----- Listed entries

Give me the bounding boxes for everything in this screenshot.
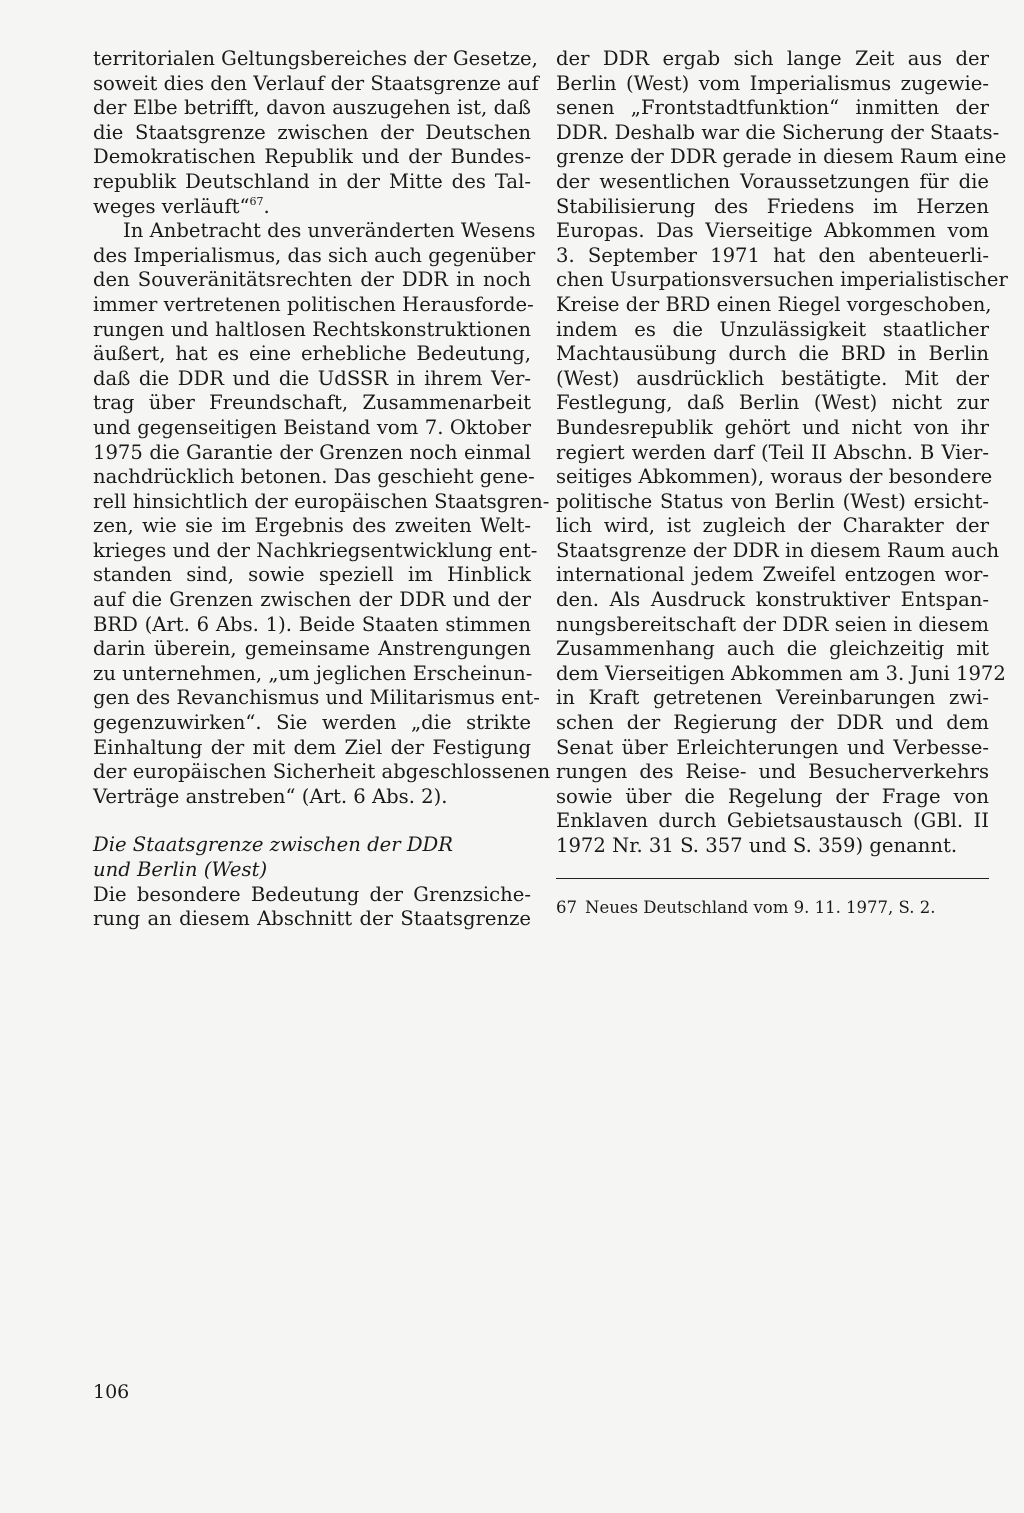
footnote-divider — [556, 878, 989, 879]
text-line: trag über Freundschaft, Zusammenarbeit — [93, 391, 531, 415]
text-line: republik Deutschland in der Mitte des Tal- — [93, 169, 531, 193]
text-line: seitiges Abkommen), woraus der besondere — [556, 465, 993, 489]
text-line: immer vertretenen politischen Herausforde- — [93, 292, 534, 316]
paragraph-continued — [556, 47, 1008, 859]
page-number: 106 — [93, 1381, 130, 1403]
text-line: und gegenseitigen Beistand vom 7. Oktober — [93, 415, 531, 439]
text-line: der wesentlichen Voraussetzungen für die — [556, 169, 989, 193]
text-line: in Kraft getretenen Vereinbarungen zwi- — [556, 686, 989, 710]
text-line: regiert werden darf (Teil II Abschn. B Vier- — [556, 440, 989, 464]
text-line: dem Vierseitigen Abkommen am 3. Juni 1972 — [556, 661, 1006, 685]
left-column — [93, 47, 551, 932]
paragraph-spacer — [93, 809, 531, 833]
text-line: den Souveränitätsrechten der DDR in noch — [93, 268, 531, 292]
text-line: darin überein, gemeinsame Anstrengungen — [93, 637, 531, 661]
paragraph-3 — [93, 883, 531, 932]
text-line: gegenzuwirken“. Sie werden „die strikte — [93, 711, 531, 735]
text-line: DDR. Deshalb war die Sicherung der Staats- — [556, 120, 1000, 144]
text-line: rell hinsichtlich der europäischen Staatsgren- — [93, 489, 550, 513]
text-line: Machtausübung durch die BRD in Berlin — [556, 342, 989, 366]
text-line: standen sind, sowie speziell im Hinblick — [93, 563, 531, 587]
text-line: grenze der DDR gerade in diesem Raum eine — [556, 145, 1007, 169]
text-line: sowie über die Regelung der Frage von — [556, 784, 989, 808]
text-line: rungen und haltlosen Rechtskonstruktionen — [93, 317, 531, 341]
paragraph-2 — [93, 219, 551, 809]
text-line: 1972 Nr. 31 S. 357 und S. 359) genannt. — [556, 834, 958, 857]
text-line — [93, 195, 531, 220]
footnote — [556, 898, 936, 918]
text-line: rungen des Reise- und Besucherverkehrs — [556, 760, 989, 784]
footnote-number: 67 — [556, 898, 577, 917]
text-line: Zusammenhang auch die gleichzeitig mit — [556, 637, 989, 661]
text-line: Kreise der BRD einen Riegel vorgeschoben, — [556, 292, 992, 316]
text-line: Verträge anstreben“ (Art. 6 Abs. 2). — [93, 784, 448, 808]
paragraph-1 — [93, 47, 539, 219]
text-line: Die besondere Bedeutung der Grenzsiche- — [93, 882, 531, 906]
text-line: der DDR ergab sich lange Zeit aus der — [556, 47, 989, 70]
text-line: 3. September 1971 hat den abenteuerli- — [556, 243, 989, 267]
text-line: Staatsgrenze der DDR in diesem Raum auch — [556, 538, 1000, 562]
text-line: der Elbe betrifft, davon auszugehen ist, daß — [93, 96, 531, 120]
text-line: 1975 die Garantie der Grenzen noch einmal — [93, 440, 531, 464]
text-line: soweit dies den Verlauf der Staatsgrenze auf — [93, 71, 539, 95]
text-line: Berlin (West) vom Imperialismus zugewie- — [556, 71, 989, 95]
text-line: lich wird, ist zugleich der Charakter der — [556, 514, 989, 538]
section-heading — [93, 833, 531, 882]
text-line: des Imperialismus, das sich auch gegenüber — [93, 243, 536, 267]
heading-line: Die Staatsgrenze zwischen der DDR — [93, 833, 454, 857]
text-line: nachdrücklich betonen. Das geschieht gene- — [93, 465, 535, 489]
text-line: nungsbereitschaft der DDR seien in diesem — [556, 612, 989, 636]
text-line: Stabilisierung des Friedens im Herzen — [556, 194, 989, 218]
text-line: Festlegung, daß Berlin (West) nicht zur — [556, 391, 989, 415]
right-column — [556, 47, 1008, 859]
text-line: gen des Revanchismus und Militarismus ent- — [93, 686, 540, 710]
text-line: territorialen Geltungsbereiches der Gesetze, — [93, 47, 538, 70]
text-line: politische Status von Berlin (West) ersicht- — [556, 489, 989, 513]
text-line: auf die Grenzen zwischen der DDR und der — [93, 588, 531, 612]
text-line: Enklaven durch Gebietsaustausch (GBl. II — [556, 809, 989, 833]
text-line: BRD (Art. 6 Abs. 1). Beide Staaten stimmen — [93, 612, 531, 636]
text-line: der europäischen Sicherheit abgeschlossenen — [93, 760, 551, 784]
text-line: (West) ausdrücklich bestätigte. Mit der — [556, 366, 989, 390]
text-line: Europas. Das Vierseitige Abkommen vom — [556, 219, 989, 243]
text-line: Einhaltung der mit dem Ziel der Festigung — [93, 735, 531, 759]
heading-line: und Berlin (West) — [93, 858, 268, 881]
text-line: senen „Frontstadtfunktion“ inmitten der — [556, 96, 989, 120]
text-line: international jedem Zweifel entzogen wor- — [556, 563, 989, 587]
text-line: daß die DDR und die UdSSR in ihrem Ver- — [93, 366, 531, 390]
text-line: schen der Regierung der DDR und dem — [556, 711, 989, 735]
text-fragment: weges verläuft“ — [93, 194, 250, 218]
text-line: den. Als Ausdruck konstruktiver Entspan- — [556, 588, 989, 612]
text-line: äußert, hat es eine erhebliche Bedeutung, — [93, 342, 531, 366]
text-line: In Anbetracht des unveränderten Wesens — [123, 219, 536, 243]
text-line: die Staatsgrenze zwischen der Deutschen — [93, 120, 531, 144]
text-line: Demokratischen Republik und der Bundes- — [93, 145, 531, 169]
footnote-text: Neues Deutschland vom 9. 11. 1977, S. 2. — [585, 898, 936, 917]
text-line: Senat über Erleichterungen und Verbesse- — [556, 735, 989, 759]
text-line: chen Usurpationsversuchen imperialistischer — [556, 268, 1008, 292]
text-line: rung an diesem Abschnitt der Staatsgrenze — [93, 907, 531, 931]
text-fragment: . — [263, 194, 270, 218]
text-line: krieges und der Nachkriegsentwicklung ent- — [93, 538, 538, 562]
text-line: Bundesrepublik gehört und nicht von ihr — [556, 415, 989, 439]
text-line: indem es die Unzulässigkeit staatlicher — [556, 317, 989, 341]
text-line: zen, wie sie im Ergebnis des zweiten Welt- — [93, 514, 531, 538]
footnote-reference[interactable]: 67 — [249, 194, 264, 208]
text-line: zu unternehmen, „um jeglichen Erscheinun- — [93, 661, 533, 685]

----------

● Written instruction
Retype the material above line for line, exactly as it appears, and leave out the pictures.

● Result for this task
Give me the bounding boxes for everything in this screenshot.
footnote-divider — [556, 878, 989, 879]
text-line: trag über Freundschaft, Zusammenarbeit — [93, 391, 531, 415]
text-line: republik Deutschland in der Mitte des Tal- — [93, 169, 531, 193]
text-line: seitiges Abkommen), woraus der besondere — [556, 465, 993, 489]
text-line: immer vertretenen politischen Herausforde- — [93, 292, 534, 316]
paragraph-continued — [556, 47, 1008, 859]
page-number: 106 — [93, 1381, 130, 1403]
text-line: und gegenseitigen Beistand vom 7. Oktober — [93, 415, 531, 439]
text-line: der wesentlichen Voraussetzungen für die — [556, 169, 989, 193]
text-line: in Kraft getretenen Vereinbarungen zwi- — [556, 686, 989, 710]
text-line: regiert werden darf (Teil II Abschn. B Vier- — [556, 440, 989, 464]
text-line: dem Vierseitigen Abkommen am 3. Juni 1972 — [556, 661, 1006, 685]
left-column — [93, 47, 551, 932]
paragraph-spacer — [93, 809, 531, 833]
text-line: den Souveränitätsrechten der DDR in noch — [93, 268, 531, 292]
text-line: darin überein, gemeinsame Anstrengungen — [93, 637, 531, 661]
paragraph-3 — [93, 883, 531, 932]
text-line: gegenzuwirken“. Sie werden „die strikte — [93, 711, 531, 735]
text-line: DDR. Deshalb war die Sicherung der Staats- — [556, 120, 1000, 144]
text-line: rell hinsichtlich der europäischen Staatsgren- — [93, 489, 550, 513]
text-line: Machtausübung durch die BRD in Berlin — [556, 342, 989, 366]
text-line: standen sind, sowie speziell im Hinblick — [93, 563, 531, 587]
text-line: grenze der DDR gerade in diesem Raum eine — [556, 145, 1007, 169]
text-line: sowie über die Regelung der Frage von — [556, 784, 989, 808]
text-line: rungen und haltlosen Rechtskonstruktionen — [93, 317, 531, 341]
paragraph-2 — [93, 219, 551, 809]
text-line: 1972 Nr. 31 S. 357 und S. 359) genannt. — [556, 834, 958, 857]
text-line — [93, 195, 531, 220]
footnote — [556, 898, 936, 918]
text-line: rungen des Reise- und Besucherverkehrs — [556, 760, 989, 784]
footnote-number: 67 — [556, 898, 577, 917]
text-line: Zusammenhang auch die gleichzeitig mit — [556, 637, 989, 661]
text-line: Kreise der BRD einen Riegel vorgeschoben, — [556, 292, 992, 316]
text-line: Verträge anstreben“ (Art. 6 Abs. 2). — [93, 784, 448, 808]
paragraph-1 — [93, 47, 539, 219]
text-line: Die besondere Bedeutung der Grenzsiche- — [93, 882, 531, 906]
text-line: der DDR ergab sich lange Zeit aus der — [556, 47, 989, 70]
text-line: 3. September 1971 hat den abenteuerli- — [556, 243, 989, 267]
text-line: Staatsgrenze der DDR in diesem Raum auch — [556, 538, 1000, 562]
text-line: der Elbe betrifft, davon auszugehen ist, daß — [93, 96, 531, 120]
text-line: 1975 die Garantie der Grenzen noch einmal — [93, 440, 531, 464]
text-line: soweit dies den Verlauf der Staatsgrenze auf — [93, 71, 539, 95]
text-line: Berlin (West) vom Imperialismus zugewie- — [556, 71, 989, 95]
text-line: lich wird, ist zugleich der Charakter der — [556, 514, 989, 538]
section-heading — [93, 833, 531, 882]
text-line: des Imperialismus, das sich auch gegenüber — [93, 243, 536, 267]
heading-line: Die Staatsgrenze zwischen der DDR — [93, 833, 454, 857]
text-line: nachdrücklich betonen. Das geschieht gene- — [93, 465, 535, 489]
text-line: nungsbereitschaft der DDR seien in diesem — [556, 612, 989, 636]
text-line: Stabilisierung des Friedens im Herzen — [556, 194, 989, 218]
text-line: Festlegung, daß Berlin (West) nicht zur — [556, 391, 989, 415]
right-column — [556, 47, 1008, 859]
text-line: gen des Revanchismus und Militarismus ent- — [93, 686, 540, 710]
text-line: territorialen Geltungsbereiches der Gesetze, — [93, 47, 538, 70]
text-line: politische Status von Berlin (West) ersicht- — [556, 489, 989, 513]
text-line: auf die Grenzen zwischen der DDR und der — [93, 588, 531, 612]
text-line: Enklaven durch Gebietsaustausch (GBl. II — [556, 809, 989, 833]
text-line: BRD (Art. 6 Abs. 1). Beide Staaten stimmen — [93, 612, 531, 636]
text-line: der europäischen Sicherheit abgeschlossenen — [93, 760, 551, 784]
text-line: (West) ausdrücklich bestätigte. Mit der — [556, 366, 989, 390]
text-line: Europas. Das Vierseitige Abkommen vom — [556, 219, 989, 243]
text-line: Einhaltung der mit dem Ziel der Festigung — [93, 735, 531, 759]
heading-line: und Berlin (West) — [93, 858, 268, 881]
text-line: senen „Frontstadtfunktion“ inmitten der — [556, 96, 989, 120]
text-line: international jedem Zweifel entzogen wor- — [556, 563, 989, 587]
text-line: daß die DDR und die UdSSR in ihrem Ver- — [93, 366, 531, 390]
text-line: schen der Regierung der DDR und dem — [556, 711, 989, 735]
text-fragment: weges verläuft“ — [93, 194, 250, 218]
text-line: den. Als Ausdruck konstruktiver Entspan- — [556, 588, 989, 612]
text-line: äußert, hat es eine erhebliche Bedeutung, — [93, 342, 531, 366]
text-line: In Anbetracht des unveränderten Wesens — [123, 219, 536, 243]
text-line: die Staatsgrenze zwischen der Deutschen — [93, 120, 531, 144]
text-line: Demokratischen Republik und der Bundes- — [93, 145, 531, 169]
footnote-text: Neues Deutschland vom 9. 11. 1977, S. 2. — [585, 898, 936, 917]
text-line: Senat über Erleichterungen und Verbesse- — [556, 735, 989, 759]
text-line: chen Usurpationsversuchen imperialistischer — [556, 268, 1008, 292]
text-line: rung an diesem Abschnitt der Staatsgrenze — [93, 907, 531, 931]
text-fragment: . — [263, 194, 270, 218]
text-line: krieges und der Nachkriegsentwicklung ent- — [93, 538, 538, 562]
text-line: Bundesrepublik gehört und nicht von ihr — [556, 415, 989, 439]
text-line: indem es die Unzulässigkeit staatlicher — [556, 317, 989, 341]
text-line: zen, wie sie im Ergebnis des zweiten Welt- — [93, 514, 531, 538]
footnote-reference[interactable]: 67 — [249, 194, 264, 208]
text-line: zu unternehmen, „um jeglichen Erscheinun- — [93, 661, 533, 685]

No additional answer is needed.